PROVIDED DATA:
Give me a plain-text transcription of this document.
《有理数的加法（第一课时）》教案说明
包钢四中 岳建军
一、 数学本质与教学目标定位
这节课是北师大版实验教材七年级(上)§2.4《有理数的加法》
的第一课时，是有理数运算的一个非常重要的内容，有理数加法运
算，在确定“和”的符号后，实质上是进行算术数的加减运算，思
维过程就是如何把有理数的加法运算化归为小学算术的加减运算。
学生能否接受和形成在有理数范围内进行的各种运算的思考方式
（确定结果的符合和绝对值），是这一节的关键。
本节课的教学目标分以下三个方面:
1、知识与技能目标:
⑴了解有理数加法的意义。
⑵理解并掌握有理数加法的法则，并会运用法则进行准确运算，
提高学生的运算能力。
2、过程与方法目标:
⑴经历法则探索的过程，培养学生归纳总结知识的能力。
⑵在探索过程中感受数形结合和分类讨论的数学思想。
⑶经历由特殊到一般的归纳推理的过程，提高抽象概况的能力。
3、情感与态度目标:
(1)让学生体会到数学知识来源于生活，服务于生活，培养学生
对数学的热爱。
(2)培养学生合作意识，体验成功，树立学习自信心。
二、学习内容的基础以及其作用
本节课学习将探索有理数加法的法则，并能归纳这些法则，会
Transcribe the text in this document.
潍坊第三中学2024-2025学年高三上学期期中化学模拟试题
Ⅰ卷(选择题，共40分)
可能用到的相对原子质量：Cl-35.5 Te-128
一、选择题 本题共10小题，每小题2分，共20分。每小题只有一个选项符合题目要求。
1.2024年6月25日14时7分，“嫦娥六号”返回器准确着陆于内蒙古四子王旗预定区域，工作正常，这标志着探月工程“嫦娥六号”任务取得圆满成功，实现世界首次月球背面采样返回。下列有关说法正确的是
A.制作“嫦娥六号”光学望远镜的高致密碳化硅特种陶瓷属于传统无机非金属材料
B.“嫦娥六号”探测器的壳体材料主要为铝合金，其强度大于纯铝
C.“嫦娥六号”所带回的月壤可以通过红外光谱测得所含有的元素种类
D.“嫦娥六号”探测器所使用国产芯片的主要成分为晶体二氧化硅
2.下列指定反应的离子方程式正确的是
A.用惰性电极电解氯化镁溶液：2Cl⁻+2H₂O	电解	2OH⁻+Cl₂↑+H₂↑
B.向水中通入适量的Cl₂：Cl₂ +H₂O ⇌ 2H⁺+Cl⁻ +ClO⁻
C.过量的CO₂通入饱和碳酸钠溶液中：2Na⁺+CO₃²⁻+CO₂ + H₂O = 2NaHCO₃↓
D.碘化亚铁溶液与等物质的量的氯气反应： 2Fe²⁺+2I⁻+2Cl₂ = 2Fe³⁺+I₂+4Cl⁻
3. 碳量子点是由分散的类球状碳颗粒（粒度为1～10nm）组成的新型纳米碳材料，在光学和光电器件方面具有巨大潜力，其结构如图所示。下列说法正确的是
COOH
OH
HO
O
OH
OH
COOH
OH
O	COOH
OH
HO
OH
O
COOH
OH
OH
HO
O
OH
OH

AIM:
Each line above must be reproduced exactly as it stands.

CORRECT RESPONSE:
Give me a plain-text transcription of this document.
《有理数的加法（第一课时）》教案说明
包钢四中 岳建军
一、 数学本质与教学目标定位
这节课是北师大版实验教材七年级(上)§2.4《有理数的加法》
的第一课时，是有理数运算的一个非常重要的内容，有理数加法运
算，在确定“和”的符号后，实质上是进行算术数的加减运算，思
维过程就是如何把有理数的加法运算化归为小学算术的加减运算。
学生能否接受和形成在有理数范围内进行的各种运算的思考方式
（确定结果的符合和绝对值），是这一节的关键。
本节课的教学目标分以下三个方面:
1、知识与技能目标:
⑴了解有理数加法的意义。
⑵理解并掌握有理数加法的法则，并会运用法则进行准确运算，
提高学生的运算能力。
2、过程与方法目标:
⑴经历法则探索的过程，培养学生归纳总结知识的能力。
⑵在探索过程中感受数形结合和分类讨论的数学思想。
⑶经历由特殊到一般的归纳推理的过程，提高抽象概况的能力。
3、情感与态度目标:
(1)让学生体会到数学知识来源于生活，服务于生活，培养学生
对数学的热爱。
(2)培养学生合作意识，体验成功，树立学习自信心。
二、学习内容的基础以及其作用
本节课学习将探索有理数加法的法则，并能归纳这些法则，会
Transcribe the text in this document.
潍坊第三中学2024-2025学年高三上学期期中化学模拟试题
Ⅰ卷(选择题，共40分)
可能用到的相对原子质量：Cl-35.5 Te-128
一、选择题 本题共10小题，每小题2分，共20分。每小题只有一个选项符合题目要求。
1.2024年6月25日14时7分，“嫦娥六号”返回器准确着陆于内蒙古四子王旗预定区域，工作正常，这标志着探月工程“嫦娥六号”任务取得圆满成功，实现世界首次月球背面采样返回。下列有关说法正确的是
A.制作“嫦娥六号”光学望远镜的高致密碳化硅特种陶瓷属于传统无机非金属材料
B.“嫦娥六号”探测器的壳体材料主要为铝合金，其强度大于纯铝
C.“嫦娥六号”所带回的月壤可以通过红外光谱测得所含有的元素种类
D.“嫦娥六号”探测器所使用国产芯片的主要成分为晶体二氧化硅
2.下列指定反应的离子方程式正确的是
A.用惰性电极电解氯化镁溶液：2Cl⁻+2H₂O	电解	2OH⁻+Cl₂↑+H₂↑
B.向水中通入适量的Cl₂：Cl₂ +H₂O ⇌ 2H⁺+Cl⁻ +ClO⁻
C.过量的CO₂通入饱和碳酸钠溶液中：2Na⁺+CO₃²⁻+CO₂ + H₂O = 2NaHCO₃↓
D.碘化亚铁溶液与等物质的量的氯气反应： 2Fe²⁺+2I⁻+2Cl₂ = 2Fe³⁺+I₂+4Cl⁻
3. 碳量子点是由分散的类球状碳颗粒（粒度为1～10nm）组成的新型纳米碳材料，在光学和光电器件方面具有巨大潜力，其结构如图所示。下列说法正确的是
COOH
OH
HO
O
OH
OH
COOH
OH
O	COOH
OH
HO
OH
O
COOH
OH
OH
HO
O
OH
OH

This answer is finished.